──────── Record extracts ────────

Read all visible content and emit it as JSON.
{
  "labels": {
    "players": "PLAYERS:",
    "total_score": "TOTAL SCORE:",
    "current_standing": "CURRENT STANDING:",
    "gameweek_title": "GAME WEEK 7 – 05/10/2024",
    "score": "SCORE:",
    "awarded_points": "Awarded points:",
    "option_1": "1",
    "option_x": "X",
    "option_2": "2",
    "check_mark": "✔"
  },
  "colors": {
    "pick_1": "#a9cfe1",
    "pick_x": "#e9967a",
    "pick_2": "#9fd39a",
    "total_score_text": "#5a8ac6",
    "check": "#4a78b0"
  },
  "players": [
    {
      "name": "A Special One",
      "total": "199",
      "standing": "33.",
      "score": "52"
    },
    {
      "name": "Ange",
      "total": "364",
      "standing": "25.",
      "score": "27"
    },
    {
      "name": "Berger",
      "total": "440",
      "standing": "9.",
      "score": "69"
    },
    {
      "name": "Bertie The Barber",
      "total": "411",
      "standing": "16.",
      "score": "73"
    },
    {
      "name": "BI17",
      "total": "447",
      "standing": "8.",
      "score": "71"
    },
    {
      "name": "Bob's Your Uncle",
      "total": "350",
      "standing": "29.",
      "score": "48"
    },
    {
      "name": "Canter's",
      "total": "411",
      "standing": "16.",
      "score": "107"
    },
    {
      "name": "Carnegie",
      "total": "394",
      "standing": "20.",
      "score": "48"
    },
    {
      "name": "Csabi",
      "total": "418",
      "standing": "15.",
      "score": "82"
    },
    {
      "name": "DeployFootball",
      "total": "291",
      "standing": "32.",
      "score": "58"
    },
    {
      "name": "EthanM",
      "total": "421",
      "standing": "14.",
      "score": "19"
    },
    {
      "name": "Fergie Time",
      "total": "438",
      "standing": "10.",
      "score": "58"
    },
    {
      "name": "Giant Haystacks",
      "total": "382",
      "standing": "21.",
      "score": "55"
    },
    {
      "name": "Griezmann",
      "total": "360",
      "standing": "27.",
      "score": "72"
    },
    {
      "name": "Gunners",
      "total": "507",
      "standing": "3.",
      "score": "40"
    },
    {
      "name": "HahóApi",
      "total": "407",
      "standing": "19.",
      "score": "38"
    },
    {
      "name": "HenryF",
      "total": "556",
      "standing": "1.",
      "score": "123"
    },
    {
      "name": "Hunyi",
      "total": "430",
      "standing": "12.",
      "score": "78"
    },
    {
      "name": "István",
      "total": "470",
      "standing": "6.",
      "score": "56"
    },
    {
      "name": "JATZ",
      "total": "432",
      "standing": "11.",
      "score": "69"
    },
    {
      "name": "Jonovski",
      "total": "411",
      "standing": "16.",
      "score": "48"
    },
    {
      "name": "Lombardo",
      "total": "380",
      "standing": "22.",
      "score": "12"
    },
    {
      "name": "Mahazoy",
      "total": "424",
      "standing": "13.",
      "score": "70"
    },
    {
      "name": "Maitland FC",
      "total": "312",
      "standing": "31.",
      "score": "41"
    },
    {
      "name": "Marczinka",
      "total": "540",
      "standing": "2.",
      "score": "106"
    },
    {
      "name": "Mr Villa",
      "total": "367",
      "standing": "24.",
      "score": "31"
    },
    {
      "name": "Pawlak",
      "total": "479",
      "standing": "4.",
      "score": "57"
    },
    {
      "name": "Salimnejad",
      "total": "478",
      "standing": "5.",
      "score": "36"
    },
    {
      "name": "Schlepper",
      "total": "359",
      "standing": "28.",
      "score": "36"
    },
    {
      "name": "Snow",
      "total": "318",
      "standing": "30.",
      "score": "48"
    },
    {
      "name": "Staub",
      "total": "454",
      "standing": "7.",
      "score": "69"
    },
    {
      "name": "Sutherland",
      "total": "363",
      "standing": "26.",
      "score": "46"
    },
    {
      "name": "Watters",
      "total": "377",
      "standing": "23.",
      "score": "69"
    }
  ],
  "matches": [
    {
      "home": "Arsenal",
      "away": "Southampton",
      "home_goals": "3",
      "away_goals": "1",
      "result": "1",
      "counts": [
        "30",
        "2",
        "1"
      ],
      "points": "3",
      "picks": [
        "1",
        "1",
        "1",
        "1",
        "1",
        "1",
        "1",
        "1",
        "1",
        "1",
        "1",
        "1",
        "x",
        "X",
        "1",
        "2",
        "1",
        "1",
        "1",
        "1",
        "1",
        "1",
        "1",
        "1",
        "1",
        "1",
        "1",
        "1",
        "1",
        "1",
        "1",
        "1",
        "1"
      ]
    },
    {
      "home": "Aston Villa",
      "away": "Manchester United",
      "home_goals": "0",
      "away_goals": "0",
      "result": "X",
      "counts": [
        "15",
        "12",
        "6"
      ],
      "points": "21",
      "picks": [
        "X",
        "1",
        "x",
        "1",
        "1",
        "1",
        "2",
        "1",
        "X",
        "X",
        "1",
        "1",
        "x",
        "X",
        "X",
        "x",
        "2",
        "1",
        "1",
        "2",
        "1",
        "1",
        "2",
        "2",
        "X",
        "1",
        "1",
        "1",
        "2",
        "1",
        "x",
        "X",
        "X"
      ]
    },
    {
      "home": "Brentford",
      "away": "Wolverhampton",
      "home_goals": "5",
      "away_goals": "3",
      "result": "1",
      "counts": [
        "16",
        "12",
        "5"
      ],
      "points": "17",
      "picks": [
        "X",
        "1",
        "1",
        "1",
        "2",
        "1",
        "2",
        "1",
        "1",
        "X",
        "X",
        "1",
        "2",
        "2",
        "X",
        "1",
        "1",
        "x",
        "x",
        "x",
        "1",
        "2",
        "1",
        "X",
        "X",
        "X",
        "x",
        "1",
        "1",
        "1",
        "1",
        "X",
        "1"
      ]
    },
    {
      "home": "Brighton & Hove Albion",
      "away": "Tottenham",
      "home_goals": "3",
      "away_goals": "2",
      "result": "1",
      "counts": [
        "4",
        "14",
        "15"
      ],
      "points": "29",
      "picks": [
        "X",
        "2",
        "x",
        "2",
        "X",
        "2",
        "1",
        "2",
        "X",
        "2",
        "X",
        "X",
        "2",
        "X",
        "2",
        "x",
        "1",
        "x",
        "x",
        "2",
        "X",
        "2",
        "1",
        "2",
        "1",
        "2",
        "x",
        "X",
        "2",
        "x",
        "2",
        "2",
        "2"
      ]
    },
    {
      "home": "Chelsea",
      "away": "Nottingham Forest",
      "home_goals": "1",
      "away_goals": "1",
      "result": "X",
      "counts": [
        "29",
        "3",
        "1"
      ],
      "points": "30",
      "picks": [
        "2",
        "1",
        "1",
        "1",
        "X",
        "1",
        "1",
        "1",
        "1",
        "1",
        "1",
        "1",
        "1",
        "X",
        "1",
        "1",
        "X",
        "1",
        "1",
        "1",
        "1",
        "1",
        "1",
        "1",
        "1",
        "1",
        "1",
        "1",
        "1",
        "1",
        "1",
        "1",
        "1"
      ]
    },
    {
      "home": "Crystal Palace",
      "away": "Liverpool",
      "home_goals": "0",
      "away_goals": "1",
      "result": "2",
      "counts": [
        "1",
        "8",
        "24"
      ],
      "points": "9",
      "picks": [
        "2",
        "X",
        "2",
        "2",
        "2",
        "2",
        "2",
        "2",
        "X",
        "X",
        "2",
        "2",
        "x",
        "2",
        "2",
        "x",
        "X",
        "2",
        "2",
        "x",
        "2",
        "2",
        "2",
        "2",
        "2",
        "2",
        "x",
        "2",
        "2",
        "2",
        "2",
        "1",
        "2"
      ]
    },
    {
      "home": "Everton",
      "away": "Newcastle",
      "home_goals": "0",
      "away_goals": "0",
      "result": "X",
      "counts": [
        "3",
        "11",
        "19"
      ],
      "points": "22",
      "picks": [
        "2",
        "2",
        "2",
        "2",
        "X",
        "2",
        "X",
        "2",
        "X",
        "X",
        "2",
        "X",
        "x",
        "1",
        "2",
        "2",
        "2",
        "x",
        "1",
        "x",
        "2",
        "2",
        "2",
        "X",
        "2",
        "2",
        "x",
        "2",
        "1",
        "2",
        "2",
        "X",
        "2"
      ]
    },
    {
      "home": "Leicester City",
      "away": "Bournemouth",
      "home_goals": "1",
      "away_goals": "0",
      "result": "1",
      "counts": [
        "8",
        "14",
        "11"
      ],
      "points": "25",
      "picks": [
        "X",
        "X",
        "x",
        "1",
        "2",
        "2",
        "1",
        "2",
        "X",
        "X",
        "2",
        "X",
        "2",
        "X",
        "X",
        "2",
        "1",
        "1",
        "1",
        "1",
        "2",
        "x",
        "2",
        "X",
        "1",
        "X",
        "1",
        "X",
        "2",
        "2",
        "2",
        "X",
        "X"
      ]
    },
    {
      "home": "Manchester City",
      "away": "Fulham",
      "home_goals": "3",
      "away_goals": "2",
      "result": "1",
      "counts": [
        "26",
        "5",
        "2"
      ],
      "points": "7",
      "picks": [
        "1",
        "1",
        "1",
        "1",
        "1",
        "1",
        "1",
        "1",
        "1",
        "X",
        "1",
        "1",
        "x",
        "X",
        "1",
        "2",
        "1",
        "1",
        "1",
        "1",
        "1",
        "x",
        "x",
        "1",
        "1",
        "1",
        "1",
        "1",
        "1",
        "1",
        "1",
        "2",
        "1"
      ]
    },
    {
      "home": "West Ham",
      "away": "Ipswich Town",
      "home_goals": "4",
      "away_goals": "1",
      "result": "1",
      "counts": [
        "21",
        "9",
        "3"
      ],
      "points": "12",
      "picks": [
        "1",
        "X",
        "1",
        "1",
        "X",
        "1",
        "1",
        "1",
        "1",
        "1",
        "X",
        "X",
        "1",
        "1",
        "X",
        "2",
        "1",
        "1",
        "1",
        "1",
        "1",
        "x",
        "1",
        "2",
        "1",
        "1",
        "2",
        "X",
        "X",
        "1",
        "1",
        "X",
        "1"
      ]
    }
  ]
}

────────

• What you need to do: Pull out every line of the records above that contains the word "points".

• In response:
    "awarded_points": "Awarded points:",
      "points": "3",
      "points": "21",
      "points": "17",
      "points": "29",
      "points": "30",
      "points": "9",
      "points": "22",
      "points": "25",
      "points": "7",
      "points": "12",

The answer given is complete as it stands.